Instruction
Transcribe all of the records precisely as they are presented.

Records

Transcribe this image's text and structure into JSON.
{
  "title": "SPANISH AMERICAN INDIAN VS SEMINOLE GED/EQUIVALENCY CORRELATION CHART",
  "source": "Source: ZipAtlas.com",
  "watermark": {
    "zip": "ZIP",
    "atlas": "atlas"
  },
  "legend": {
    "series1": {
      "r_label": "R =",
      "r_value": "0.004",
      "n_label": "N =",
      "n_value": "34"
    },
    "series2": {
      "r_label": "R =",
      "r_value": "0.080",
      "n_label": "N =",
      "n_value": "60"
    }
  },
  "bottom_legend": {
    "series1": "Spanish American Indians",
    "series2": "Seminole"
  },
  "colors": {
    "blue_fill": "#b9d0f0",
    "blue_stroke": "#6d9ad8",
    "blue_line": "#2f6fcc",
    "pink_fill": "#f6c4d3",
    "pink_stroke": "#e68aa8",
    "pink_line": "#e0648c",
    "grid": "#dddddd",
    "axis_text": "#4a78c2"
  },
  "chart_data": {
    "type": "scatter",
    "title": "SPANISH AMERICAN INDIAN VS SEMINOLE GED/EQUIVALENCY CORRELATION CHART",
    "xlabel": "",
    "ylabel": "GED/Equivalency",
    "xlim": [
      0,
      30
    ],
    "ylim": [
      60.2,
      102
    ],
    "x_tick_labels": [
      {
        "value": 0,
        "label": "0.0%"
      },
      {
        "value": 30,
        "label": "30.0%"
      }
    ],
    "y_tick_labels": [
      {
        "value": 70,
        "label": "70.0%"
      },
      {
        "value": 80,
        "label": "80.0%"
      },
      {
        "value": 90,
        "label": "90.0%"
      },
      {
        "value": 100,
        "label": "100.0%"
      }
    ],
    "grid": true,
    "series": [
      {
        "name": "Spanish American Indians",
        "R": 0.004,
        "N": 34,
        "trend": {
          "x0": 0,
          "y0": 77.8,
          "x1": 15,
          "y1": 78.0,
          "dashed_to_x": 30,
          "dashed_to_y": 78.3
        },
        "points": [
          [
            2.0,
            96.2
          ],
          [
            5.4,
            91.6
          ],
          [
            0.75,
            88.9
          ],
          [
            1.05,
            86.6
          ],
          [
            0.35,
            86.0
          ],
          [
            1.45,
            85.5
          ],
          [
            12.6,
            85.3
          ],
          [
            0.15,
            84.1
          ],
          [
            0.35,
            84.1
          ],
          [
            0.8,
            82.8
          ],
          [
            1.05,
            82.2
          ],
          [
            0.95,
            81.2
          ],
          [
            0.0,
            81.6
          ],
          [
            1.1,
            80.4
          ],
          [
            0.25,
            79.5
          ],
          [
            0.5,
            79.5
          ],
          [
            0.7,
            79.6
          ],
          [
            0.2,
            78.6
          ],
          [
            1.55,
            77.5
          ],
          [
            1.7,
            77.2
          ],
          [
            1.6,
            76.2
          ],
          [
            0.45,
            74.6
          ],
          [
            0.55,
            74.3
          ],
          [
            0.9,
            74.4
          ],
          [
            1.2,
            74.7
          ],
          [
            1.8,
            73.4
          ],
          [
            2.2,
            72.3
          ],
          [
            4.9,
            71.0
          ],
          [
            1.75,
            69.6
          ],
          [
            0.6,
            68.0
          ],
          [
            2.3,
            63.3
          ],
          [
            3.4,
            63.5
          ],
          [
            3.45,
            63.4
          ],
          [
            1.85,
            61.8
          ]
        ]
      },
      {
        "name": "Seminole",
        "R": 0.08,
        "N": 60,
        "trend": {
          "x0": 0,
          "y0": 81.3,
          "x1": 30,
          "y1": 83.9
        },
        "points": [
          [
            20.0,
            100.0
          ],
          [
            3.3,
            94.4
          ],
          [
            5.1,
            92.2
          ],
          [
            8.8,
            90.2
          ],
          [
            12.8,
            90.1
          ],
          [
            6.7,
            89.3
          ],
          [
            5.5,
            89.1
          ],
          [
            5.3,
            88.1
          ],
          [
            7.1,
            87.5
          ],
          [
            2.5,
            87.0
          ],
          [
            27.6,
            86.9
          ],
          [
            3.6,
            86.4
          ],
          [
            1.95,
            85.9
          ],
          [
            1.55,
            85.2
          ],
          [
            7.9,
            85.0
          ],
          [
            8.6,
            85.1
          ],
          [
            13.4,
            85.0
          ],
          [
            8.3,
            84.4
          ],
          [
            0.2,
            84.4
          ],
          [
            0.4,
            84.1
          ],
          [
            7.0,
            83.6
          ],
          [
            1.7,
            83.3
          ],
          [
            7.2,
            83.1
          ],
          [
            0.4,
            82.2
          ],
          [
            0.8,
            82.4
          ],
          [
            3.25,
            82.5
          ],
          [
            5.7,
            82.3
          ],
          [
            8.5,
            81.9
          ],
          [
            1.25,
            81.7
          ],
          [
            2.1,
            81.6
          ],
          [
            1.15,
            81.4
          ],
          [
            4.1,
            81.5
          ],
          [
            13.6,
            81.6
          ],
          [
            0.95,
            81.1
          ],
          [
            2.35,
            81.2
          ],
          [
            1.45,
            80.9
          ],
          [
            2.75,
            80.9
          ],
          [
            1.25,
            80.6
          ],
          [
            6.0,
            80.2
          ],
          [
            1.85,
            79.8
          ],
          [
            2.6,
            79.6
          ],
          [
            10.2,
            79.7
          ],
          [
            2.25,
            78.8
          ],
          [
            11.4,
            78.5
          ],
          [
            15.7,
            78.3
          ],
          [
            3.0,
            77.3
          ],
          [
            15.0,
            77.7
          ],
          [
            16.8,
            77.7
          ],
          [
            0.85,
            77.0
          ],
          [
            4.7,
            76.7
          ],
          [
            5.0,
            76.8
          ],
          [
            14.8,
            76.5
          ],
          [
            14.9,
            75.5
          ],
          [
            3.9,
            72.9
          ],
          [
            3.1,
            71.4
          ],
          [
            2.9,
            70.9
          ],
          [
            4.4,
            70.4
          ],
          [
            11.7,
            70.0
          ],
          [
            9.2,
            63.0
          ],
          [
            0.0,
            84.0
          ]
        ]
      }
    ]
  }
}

Task solution
Transcribe this image's text and structure into JSON.
{
  "title": "SPANISH AMERICAN INDIAN VS SEMINOLE GED/EQUIVALENCY CORRELATION CHART",
  "source": "Source: ZipAtlas.com",
  "watermark": {
    "zip": "ZIP",
    "atlas": "atlas"
  },
  "legend": {
    "series1": {
      "r_label": "R =",
      "r_value": "0.004",
      "n_label": "N =",
      "n_value": "34"
    },
    "series2": {
      "r_label": "R =",
      "r_value": "0.080",
      "n_label": "N =",
      "n_value": "60"
    }
  },
  "bottom_legend": {
    "series1": "Spanish American Indians",
    "series2": "Seminole"
  },
  "colors": {
    "blue_fill": "#b9d0f0",
    "blue_stroke": "#6d9ad8",
    "blue_line": "#2f6fcc",
    "pink_fill": "#f6c4d3",
    "pink_stroke": "#e68aa8",
    "pink_line": "#e0648c",
    "grid": "#dddddd",
    "axis_text": "#4a78c2"
  },
  "chart_data": {
    "type": "scatter",
    "title": "SPANISH AMERICAN INDIAN VS SEMINOLE GED/EQUIVALENCY CORRELATION CHART",
    "xlabel": "",
    "ylabel": "GED/Equivalency",
    "xlim": [
      0,
      30
    ],
    "ylim": [
      60.2,
      102
    ],
    "x_tick_labels": [
      {
        "value": 0,
        "label": "0.0%"
      },
      {
        "value": 30,
        "label": "30.0%"
      }
    ],
    "y_tick_labels": [
      {
        "value": 70,
        "label": "70.0%"
      },
      {
        "value": 80,
        "label": "80.0%"
      },
      {
        "value": 90,
        "label": "90.0%"
      },
      {
        "value": 100,
        "label": "100.0%"
      }
    ],
    "grid": true,
    "series": [
      {
        "name": "Spanish American Indians",
        "R": 0.004,
        "N": 34,
        "trend": {
          "x0": 0,
          "y0": 77.8,
          "x1": 15,
          "y1": 78.0,
          "dashed_to_x": 30,
          "dashed_to_y": 78.3
        },
        "points": [
          [
            2.0,
            96.2
          ],
          [
            5.4,
            91.6
          ],
          [
            0.75,
            88.9
          ],
          [
            1.05,
            86.6
          ],
          [
            0.35,
            86.0
          ],
          [
            1.45,
            85.5
          ],
          [
            12.6,
            85.3
          ],
          [
            0.15,
            84.1
          ],
          [
            0.35,
            84.1
          ],
          [
            0.8,
            82.8
          ],
          [
            1.05,
            82.2
          ],
          [
            0.95,
            81.2
          ],
          [
            0.0,
            81.6
          ],
          [
            1.1,
            80.4
          ],
          [
            0.25,
            79.5
          ],
          [
            0.5,
            79.5
          ],
          [
            0.7,
            79.6
          ],
          [
            0.2,
            78.6
          ],
          [
            1.55,
            77.5
          ],
          [
            1.7,
            77.2
          ],
          [
            1.6,
            76.2
          ],
          [
            0.45,
            74.6
          ],
          [
            0.55,
            74.3
          ],
          [
            0.9,
            74.4
          ],
          [
            1.2,
            74.7
          ],
          [
            1.8,
            73.4
          ],
          [
            2.2,
            72.3
          ],
          [
            4.9,
            71.0
          ],
          [
            1.75,
            69.6
          ],
          [
            0.6,
            68.0
          ],
          [
            2.3,
            63.3
          ],
          [
            3.4,
            63.5
          ],
          [
            3.45,
            63.4
          ],
          [
            1.85,
            61.8
          ]
        ]
      },
      {
        "name": "Seminole",
        "R": 0.08,
        "N": 60,
        "trend": {
          "x0": 0,
          "y0": 81.3,
          "x1": 30,
          "y1": 83.9
        },
        "points": [
          [
            20.0,
            100.0
          ],
          [
            3.3,
            94.4
          ],
          [
            5.1,
            92.2
          ],
          [
            8.8,
            90.2
          ],
          [
            12.8,
            90.1
          ],
          [
            6.7,
            89.3
          ],
          [
            5.5,
            89.1
          ],
          [
            5.3,
            88.1
          ],
          [
            7.1,
            87.5
          ],
          [
            2.5,
            87.0
          ],
          [
            27.6,
            86.9
          ],
          [
            3.6,
            86.4
          ],
          [
            1.95,
            85.9
          ],
          [
            1.55,
            85.2
          ],
          [
            7.9,
            85.0
          ],
          [
            8.6,
            85.1
          ],
          [
            13.4,
            85.0
          ],
          [
            8.3,
            84.4
          ],
          [
            0.2,
            84.4
          ],
          [
            0.4,
            84.1
          ],
          [
            7.0,
            83.6
          ],
          [
            1.7,
            83.3
          ],
          [
            7.2,
            83.1
          ],
          [
            0.4,
            82.2
          ],
          [
            0.8,
            82.4
          ],
          [
            3.25,
            82.5
          ],
          [
            5.7,
            82.3
          ],
          [
            8.5,
            81.9
          ],
          [
            1.25,
            81.7
          ],
          [
            2.1,
            81.6
          ],
          [
            1.15,
            81.4
          ],
          [
            4.1,
            81.5
          ],
          [
            13.6,
            81.6
          ],
          [
            0.95,
            81.1
          ],
          [
            2.35,
            81.2
          ],
          [
            1.45,
            80.9
          ],
          [
            2.75,
            80.9
          ],
          [
            1.25,
            80.6
          ],
          [
            6.0,
            80.2
          ],
          [
            1.85,
            79.8
          ],
          [
            2.6,
            79.6
          ],
          [
            10.2,
            79.7
          ],
          [
            2.25,
            78.8
          ],
          [
            11.4,
            78.5
          ],
          [
            15.7,
            78.3
          ],
          [
            3.0,
            77.3
          ],
          [
            15.0,
            77.7
          ],
          [
            16.8,
            77.7
          ],
          [
            0.85,
            77.0
          ],
          [
            4.7,
            76.7
          ],
          [
            5.0,
            76.8
          ],
          [
            14.8,
            76.5
          ],
          [
            14.9,
            75.5
          ],
          [
            3.9,
            72.9
          ],
          [
            3.1,
            71.4
          ],
          [
            2.9,
            70.9
          ],
          [
            4.4,
            70.4
          ],
          [
            11.7,
            70.0
          ],
          [
            9.2,
            63.0
          ],
          [
            0.0,
            84.0
          ]
        ]
      }
    ]
  }
}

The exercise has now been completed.